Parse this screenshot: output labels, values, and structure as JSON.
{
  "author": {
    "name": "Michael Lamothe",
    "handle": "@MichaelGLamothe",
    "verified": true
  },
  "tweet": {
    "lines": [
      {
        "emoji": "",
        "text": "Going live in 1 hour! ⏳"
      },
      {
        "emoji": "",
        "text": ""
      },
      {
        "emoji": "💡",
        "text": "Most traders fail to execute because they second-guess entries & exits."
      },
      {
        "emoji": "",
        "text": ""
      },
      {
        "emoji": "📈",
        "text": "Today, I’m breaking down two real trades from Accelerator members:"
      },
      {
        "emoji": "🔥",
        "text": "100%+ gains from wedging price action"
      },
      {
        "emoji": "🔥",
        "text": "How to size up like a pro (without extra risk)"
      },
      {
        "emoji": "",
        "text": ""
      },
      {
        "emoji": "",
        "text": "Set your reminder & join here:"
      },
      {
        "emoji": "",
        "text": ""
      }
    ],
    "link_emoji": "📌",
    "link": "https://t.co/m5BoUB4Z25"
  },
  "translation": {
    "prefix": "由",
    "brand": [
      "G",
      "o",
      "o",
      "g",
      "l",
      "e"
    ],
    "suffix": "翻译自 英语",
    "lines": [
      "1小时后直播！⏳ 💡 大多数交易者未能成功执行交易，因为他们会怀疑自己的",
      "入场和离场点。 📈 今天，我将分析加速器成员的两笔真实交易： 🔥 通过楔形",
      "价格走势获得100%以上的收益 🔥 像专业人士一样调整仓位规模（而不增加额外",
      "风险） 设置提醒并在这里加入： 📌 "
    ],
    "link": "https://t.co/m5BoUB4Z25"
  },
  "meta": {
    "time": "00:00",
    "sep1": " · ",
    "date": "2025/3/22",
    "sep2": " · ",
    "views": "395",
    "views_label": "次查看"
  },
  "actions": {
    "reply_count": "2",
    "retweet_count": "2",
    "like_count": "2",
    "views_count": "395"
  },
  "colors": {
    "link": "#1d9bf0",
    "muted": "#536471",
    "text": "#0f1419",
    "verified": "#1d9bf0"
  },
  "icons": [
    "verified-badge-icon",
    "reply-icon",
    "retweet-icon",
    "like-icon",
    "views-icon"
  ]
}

-------

Exercise task: Output the entries verbatim.

Output for this task:
Parse this screenshot: output labels, values, and structure as JSON.
{
  "author": {
    "name": "Michael Lamothe",
    "handle": "@MichaelGLamothe",
    "verified": true
  },
  "tweet": {
    "lines": [
      {
        "emoji": "",
        "text": "Going live in 1 hour! ⏳"
      },
      {
        "emoji": "",
        "text": ""
      },
      {
        "emoji": "💡",
        "text": "Most traders fail to execute because they second-guess entries & exits."
      },
      {
        "emoji": "",
        "text": ""
      },
      {
        "emoji": "📈",
        "text": "Today, I’m breaking down two real trades from Accelerator members:"
      },
      {
        "emoji": "🔥",
        "text": "100%+ gains from wedging price action"
      },
      {
        "emoji": "🔥",
        "text": "How to size up like a pro (without extra risk)"
      },
      {
        "emoji": "",
        "text": ""
      },
      {
        "emoji": "",
        "text": "Set your reminder & join here:"
      },
      {
        "emoji": "",
        "text": ""
      }
    ],
    "link_emoji": "📌",
    "link": "https://t.co/m5BoUB4Z25"
  },
  "translation": {
    "prefix": "由",
    "brand": [
      "G",
      "o",
      "o",
      "g",
      "l",
      "e"
    ],
    "suffix": "翻译自 英语",
    "lines": [
      "1小时后直播！⏳ 💡 大多数交易者未能成功执行交易，因为他们会怀疑自己的",
      "入场和离场点。 📈 今天，我将分析加速器成员的两笔真实交易： 🔥 通过楔形",
      "价格走势获得100%以上的收益 🔥 像专业人士一样调整仓位规模（而不增加额外",
      "风险） 设置提醒并在这里加入： 📌 "
    ],
    "link": "https://t.co/m5BoUB4Z25"
  },
  "meta": {
    "time": "00:00",
    "sep1": " · ",
    "date": "2025/3/22",
    "sep2": " · ",
    "views": "395",
    "views_label": "次查看"
  },
  "actions": {
    "reply_count": "2",
    "retweet_count": "2",
    "like_count": "2",
    "views_count": "395"
  },
  "colors": {
    "link": "#1d9bf0",
    "muted": "#536471",
    "text": "#0f1419",
    "verified": "#1d9bf0"
  },
  "icons": [
    "verified-badge-icon",
    "reply-icon",
    "retweet-icon",
    "like-icon",
    "views-icon"
  ]
}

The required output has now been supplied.